- PASSAGE PROVIDED -
════════════════
Like-for like sales volumes were 15.9 million litres, up 9.4%
compared with FY2013. Gross margin grew slightly to 27.2% (FY2013:
26.6%). The Group's pricing strategy, improved branding and product
quality have enabled us to maintain our margins. In the period
under review, average selling prices increased to RMB 20 per litre
(FY 2013: RMB 18.9).
Demand for high quality lubricants oils
The Group currently manufactures 29 types of lubricant oils for
the automotive, industrial and construction industries, as well as
one antifreeze product. More than 70% of our lubricant oils are
sold to the automotive industry. According to the China Association
of Automobile Manufacturers sales reached 23.5 million units in
2014 (2013: 21.9 million units) and the growth in vehicle numbers
is expected to continue into 2015 and beyond. The automotive market
in China is maturing and the expansion of the primary market is
expected to result in the growth of the secondary market which is
not underpinned by dealer warranties. The Group has benefitted from
customers switching to China Rerun's products as their main dealer
restrictions expire. Strong demand for lubricant oils from the
construction and agricultural industries continued in the period
under review and we developed a new mix of oils in response to this
demand.
Branding
We continue to place strong emphasis on the quality of our
products by upgrading the quality and specification of oil types to
achieve higher average selling prices. Our focus on building brand
awareness for our flagship brands: Runyuan, Black E, Panther,
Tiger, Deer and Horse, is driving our sales growth and this has
allowed us to integrate more distributors across a larger number of
provinces into our network and therefore protect our gross
margins.
We now have one of the best-selling lubricant oils in
Heilongjiang province and have won several industry awards along
the way, including the "Well-known Brand of China".
In March 2014, the Group was accredited as a training centre by
the Economic and Management College of China University of
Petroleum. The training centre will offer an Executive Master of
Business Administration programme for delegates in the oil and gas
sectors. The management believes this important accreditation will
enhance the Company's reputation and raise brand awareness.
Distribution network
We commenced FY2014 with 36 distributors. We have since
appointed six new distributors, bringing the total number of
distributors to 42 at the end of FY2014. The Group has a strict
policy of engaging only with high quality distributors who are able
to meet our sales targets. China Rerun's brand awareness has
strengthened in recent years and as a result we have benefitted
from selling a higher volume of high-grade products to our
distributors. This rigorous approach has enabled us to grow sales
volume, maintain our profits and achieve economies of scale. For
the full year 2014, average revenues per distributor was RMB 7.6m
(FY2013: RM B7.6m). We will continue to look to expand our
distribution network and increase our presence in the market
place.
════════════════
- DATA EXTRACT -
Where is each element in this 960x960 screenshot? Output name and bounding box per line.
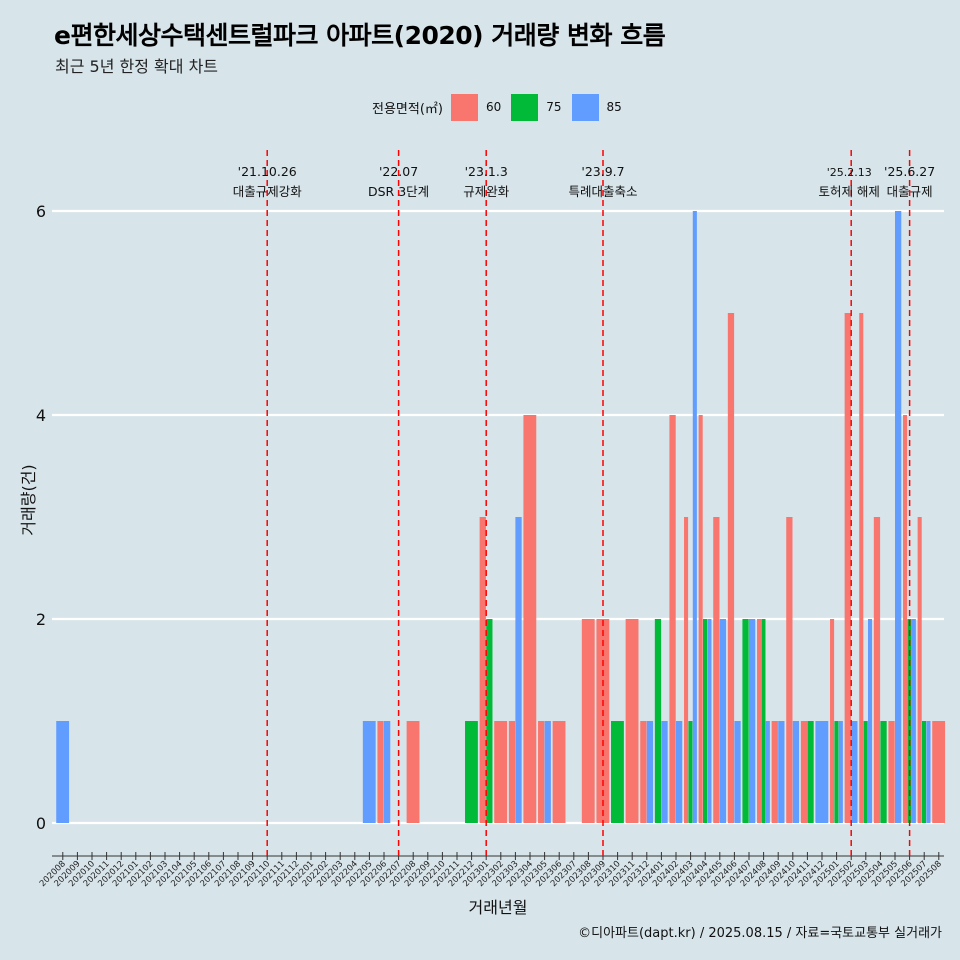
════════════════
- SET EXERCISE 1 -
Name every flagship brand listed in the lubricant business review.
- SET EXERCISE 2 -
Extend the lubricant business review, picking up right after its final sentence.

- REPLY 1 -
Runyuan, Black E, Panther, Tiger, Deer, Horse

- REPLY 2 -
People
Our people are our most valuable asset in sustaining our growth
and profitability and on, behalf of the Board, I would like to take
this opportunity to express my appreciation to all of them for
their hard work and dedication. Lastly, I would like to express my
deepest gratitude to our shareholders, customers and business
partners for their support of China Rerun.
Financial Review
As part of the Group's restructuring in anticipation of its
Admission to AIM in October 2013, a new operating subsidiary was
incorporated in May 2012 which took over and commenced trading
activities in March 2013. The accounts of the last financial year
were therefore six months' results from 1 March 2013 to 31 August
2013. For the purposes of comparison, financial results from FY2013
have been combined with the six months' audited results of the
private Company from 1 September 2012 to 28 February 2013, as
detailed in the Admission Document.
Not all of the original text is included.